-- Start of DATA EXCERPTS --

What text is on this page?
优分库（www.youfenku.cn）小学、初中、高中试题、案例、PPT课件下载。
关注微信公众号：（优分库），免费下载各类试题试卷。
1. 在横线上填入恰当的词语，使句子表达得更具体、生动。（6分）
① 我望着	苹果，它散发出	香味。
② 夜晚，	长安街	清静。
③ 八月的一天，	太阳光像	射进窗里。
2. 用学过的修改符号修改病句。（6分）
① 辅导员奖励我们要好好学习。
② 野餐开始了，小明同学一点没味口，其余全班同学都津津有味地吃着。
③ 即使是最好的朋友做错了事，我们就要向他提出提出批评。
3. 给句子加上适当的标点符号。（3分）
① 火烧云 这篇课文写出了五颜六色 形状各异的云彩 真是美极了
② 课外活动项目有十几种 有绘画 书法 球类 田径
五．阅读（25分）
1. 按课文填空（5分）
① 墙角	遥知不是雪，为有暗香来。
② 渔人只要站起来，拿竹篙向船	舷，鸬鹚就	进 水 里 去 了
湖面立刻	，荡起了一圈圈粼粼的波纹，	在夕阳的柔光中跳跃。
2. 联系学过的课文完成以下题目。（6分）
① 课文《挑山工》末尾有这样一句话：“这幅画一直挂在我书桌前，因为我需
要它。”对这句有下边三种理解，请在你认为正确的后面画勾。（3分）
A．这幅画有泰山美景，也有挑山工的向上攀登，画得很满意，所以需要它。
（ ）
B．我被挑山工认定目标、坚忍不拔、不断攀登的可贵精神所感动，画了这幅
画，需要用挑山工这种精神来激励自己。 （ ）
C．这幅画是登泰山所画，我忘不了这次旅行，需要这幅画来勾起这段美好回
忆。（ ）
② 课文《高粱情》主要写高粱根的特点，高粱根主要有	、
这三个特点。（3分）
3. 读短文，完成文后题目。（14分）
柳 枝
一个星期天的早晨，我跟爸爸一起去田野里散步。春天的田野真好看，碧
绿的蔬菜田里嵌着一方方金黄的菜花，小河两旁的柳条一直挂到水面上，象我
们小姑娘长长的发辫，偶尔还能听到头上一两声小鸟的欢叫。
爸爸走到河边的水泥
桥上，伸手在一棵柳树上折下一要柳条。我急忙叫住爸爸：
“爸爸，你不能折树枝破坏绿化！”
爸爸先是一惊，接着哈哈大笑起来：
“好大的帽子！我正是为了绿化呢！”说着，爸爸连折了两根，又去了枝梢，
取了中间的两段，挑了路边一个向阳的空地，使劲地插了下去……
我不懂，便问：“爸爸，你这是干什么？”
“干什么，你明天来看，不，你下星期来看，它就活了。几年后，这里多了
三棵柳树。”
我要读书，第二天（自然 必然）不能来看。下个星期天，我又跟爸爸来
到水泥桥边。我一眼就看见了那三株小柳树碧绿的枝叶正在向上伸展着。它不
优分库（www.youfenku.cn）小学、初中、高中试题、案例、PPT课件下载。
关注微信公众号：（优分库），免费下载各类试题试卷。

-- End of DATA EXCERPTS --
-- Start of DATA EXCERPTS --

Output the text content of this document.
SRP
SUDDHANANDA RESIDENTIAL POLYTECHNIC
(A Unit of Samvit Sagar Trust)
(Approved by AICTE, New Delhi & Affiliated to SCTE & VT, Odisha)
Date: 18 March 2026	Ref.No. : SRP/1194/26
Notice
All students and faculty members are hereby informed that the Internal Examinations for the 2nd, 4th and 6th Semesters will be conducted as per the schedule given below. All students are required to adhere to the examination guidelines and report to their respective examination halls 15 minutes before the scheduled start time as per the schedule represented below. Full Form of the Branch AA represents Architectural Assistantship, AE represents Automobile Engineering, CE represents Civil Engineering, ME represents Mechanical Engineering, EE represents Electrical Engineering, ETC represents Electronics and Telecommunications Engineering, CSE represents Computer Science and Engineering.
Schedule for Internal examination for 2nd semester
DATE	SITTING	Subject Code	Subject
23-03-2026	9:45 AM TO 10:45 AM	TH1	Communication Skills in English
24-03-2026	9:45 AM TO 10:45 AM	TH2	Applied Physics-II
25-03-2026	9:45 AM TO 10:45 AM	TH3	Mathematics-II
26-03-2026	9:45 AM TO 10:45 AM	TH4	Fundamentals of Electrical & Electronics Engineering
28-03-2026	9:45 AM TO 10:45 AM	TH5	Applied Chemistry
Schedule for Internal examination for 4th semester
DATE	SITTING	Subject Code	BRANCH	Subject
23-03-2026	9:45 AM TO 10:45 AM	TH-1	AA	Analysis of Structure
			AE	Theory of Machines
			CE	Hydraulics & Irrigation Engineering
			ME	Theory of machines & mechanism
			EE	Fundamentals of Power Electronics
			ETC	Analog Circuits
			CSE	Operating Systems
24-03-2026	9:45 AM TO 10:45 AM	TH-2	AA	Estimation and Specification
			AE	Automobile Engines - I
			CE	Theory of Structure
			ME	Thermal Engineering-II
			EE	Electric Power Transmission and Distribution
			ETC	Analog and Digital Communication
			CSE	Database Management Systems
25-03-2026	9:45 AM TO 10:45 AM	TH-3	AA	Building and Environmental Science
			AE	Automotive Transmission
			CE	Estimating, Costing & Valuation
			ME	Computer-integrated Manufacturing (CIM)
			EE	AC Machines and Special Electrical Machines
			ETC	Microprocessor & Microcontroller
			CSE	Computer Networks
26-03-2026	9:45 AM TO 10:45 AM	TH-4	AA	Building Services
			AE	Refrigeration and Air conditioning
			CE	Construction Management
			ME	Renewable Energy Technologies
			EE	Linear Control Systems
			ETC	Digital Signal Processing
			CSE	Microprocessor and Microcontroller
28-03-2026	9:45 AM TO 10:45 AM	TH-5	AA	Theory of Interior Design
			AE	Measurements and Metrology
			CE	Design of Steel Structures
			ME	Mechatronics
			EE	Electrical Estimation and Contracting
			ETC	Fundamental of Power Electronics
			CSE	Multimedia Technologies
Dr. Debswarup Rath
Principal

-- End of DATA EXCERPTS --

*INSTRUCTION*
Read the data above. Pull out each line in which the string "SITTING" appears.

*THE COMPLETED TASK*
DATE	SITTING	Subject Code	Subject
DATE	SITTING	Subject Code	BRANCH	Subject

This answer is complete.